Below are records. Copy every line with "content" in it.

• [Dataset records]:
------------------------
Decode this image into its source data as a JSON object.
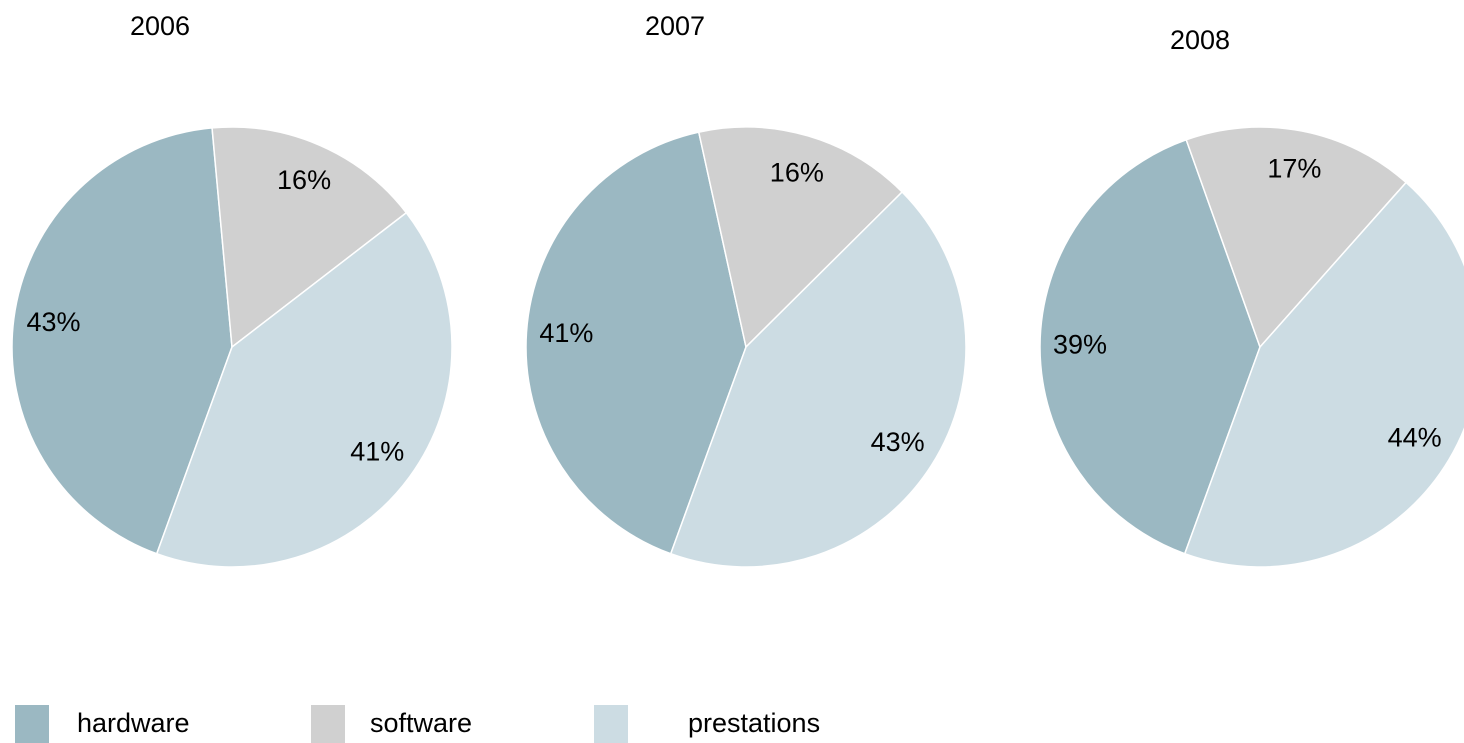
{
  "chart_data": [
    {
      "type": "pie",
      "title": "2006",
      "values": [
        43,
        16,
        41
      ],
      "value_labels": [
        "43%",
        "16%",
        "41%"
      ]
    },
    {
      "type": "pie",
      "title": "2007",
      "values": [
        41,
        16,
        43
      ],
      "value_labels": [
        "41%",
        "16%",
        "43%"
      ]
    },
    {
      "type": "pie",
      "title": "2008",
      "values": [
        39,
        17,
        44
      ],
      "value_labels": [
        "39%",
        "17%",
        "44%"
      ]
    }
  ],
  "legend": {
    "names": [
      "hardware",
      "software",
      "prestations"
    ],
    "colors": [
      "#9bb8c2",
      "#d0d0d0",
      "#ccdce3"
    ]
  }
}
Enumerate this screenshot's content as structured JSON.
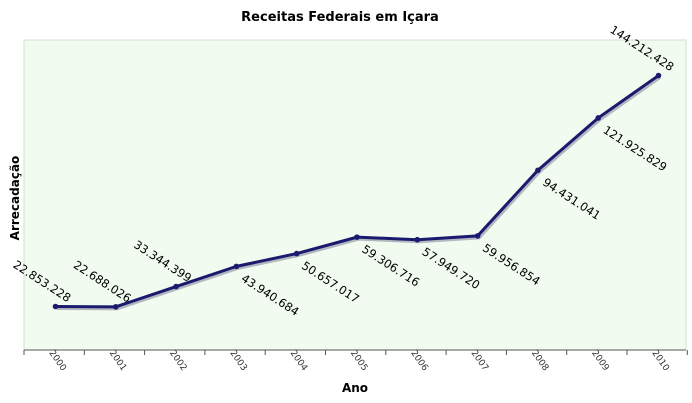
{
  "chart_data": {
    "type": "line",
    "title": "Receitas Federais em Içara",
    "xlabel": "Ano",
    "ylabel": "Arrecadação",
    "categories": [
      "2000",
      "2001",
      "2002",
      "2003",
      "2004",
      "2005",
      "2006",
      "2007",
      "2008",
      "2009",
      "2010"
    ],
    "values": [
      22853228,
      22688026,
      33344399,
      43940684,
      50657017,
      59306716,
      57949720,
      59956854,
      94431041,
      121925829,
      144212428
    ],
    "value_labels": [
      "22.853.228",
      "22.688.026",
      "33.344.399",
      "43.940.684",
      "50.657.017",
      "59.306.716",
      "57.949.720",
      "59.956.854",
      "94.431.041",
      "121.925.829",
      "144.212.428"
    ],
    "ylim": [
      0,
      160000000
    ],
    "grid": false,
    "legend": "none",
    "colors": {
      "plot_background": "#f1fbef",
      "plot_border": "#cfe3cc",
      "line": "#1a1a6e",
      "line_shadow": "#8a8aa0",
      "marker": "#1a1a6e"
    }
  }
}
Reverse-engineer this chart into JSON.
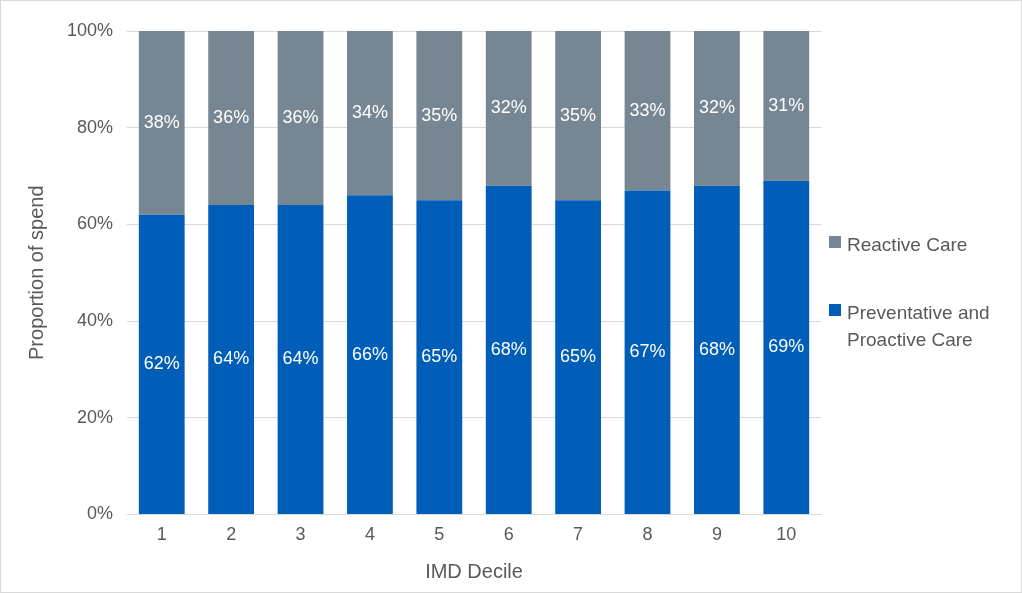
{
  "chart_data": {
    "type": "bar",
    "stacked": true,
    "xlabel": "IMD Decile",
    "ylabel": "Proportion of spend",
    "categories": [
      "1",
      "2",
      "3",
      "4",
      "5",
      "6",
      "7",
      "8",
      "9",
      "10"
    ],
    "series": [
      {
        "name": "Preventative and Proactive Care",
        "color": "#005eb8",
        "values": [
          62,
          64,
          64,
          66,
          65,
          68,
          65,
          67,
          68,
          69
        ],
        "value_labels": [
          "62%",
          "64%",
          "64%",
          "66%",
          "65%",
          "68%",
          "65%",
          "67%",
          "68%",
          "69%"
        ]
      },
      {
        "name": "Reactive Care",
        "color": "#768692",
        "values": [
          38,
          36,
          36,
          34,
          35,
          32,
          35,
          33,
          32,
          31
        ],
        "value_labels": [
          "38%",
          "36%",
          "36%",
          "34%",
          "35%",
          "32%",
          "35%",
          "33%",
          "32%",
          "31%"
        ]
      }
    ],
    "ylim": [
      0,
      100
    ],
    "yticks": [
      {
        "value": 0,
        "label": "0%"
      },
      {
        "value": 20,
        "label": "20%"
      },
      {
        "value": 40,
        "label": "40%"
      },
      {
        "value": 60,
        "label": "60%"
      },
      {
        "value": 80,
        "label": "80%"
      },
      {
        "value": 100,
        "label": "100%"
      }
    ],
    "grid": "y",
    "legend": "right"
  }
}
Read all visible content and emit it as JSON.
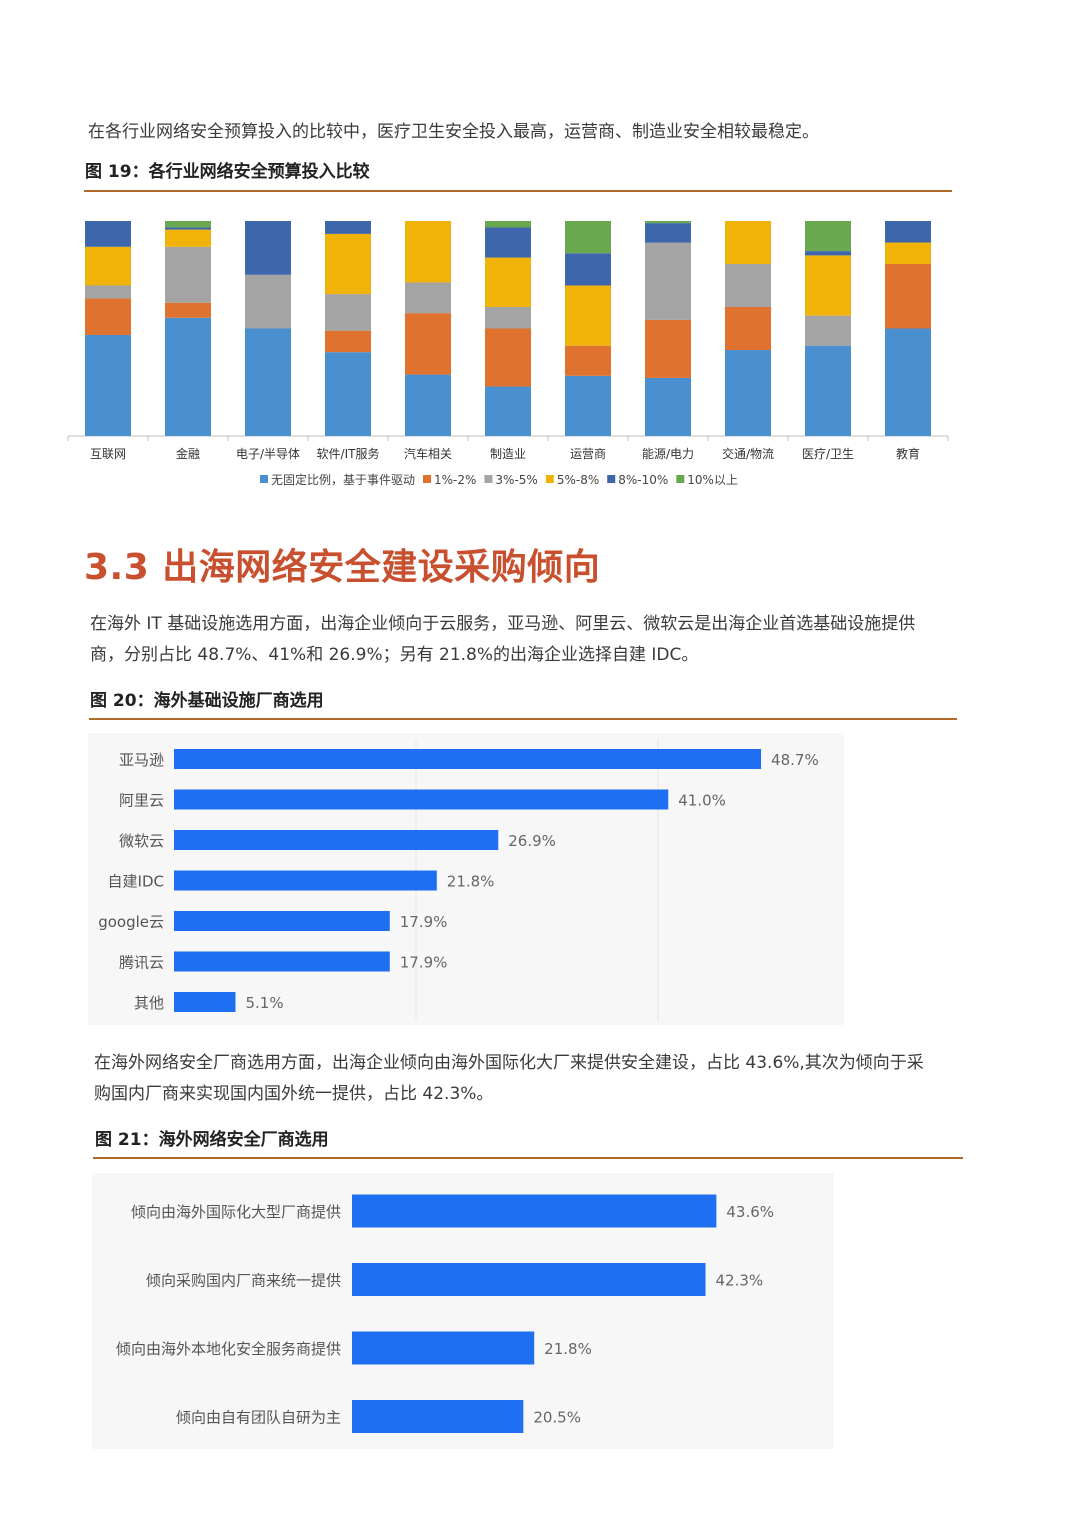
------------------------
• [Final result]:
Enumerate this screenshot's content as structured JSON.
Read all visible content and emit it as JSON.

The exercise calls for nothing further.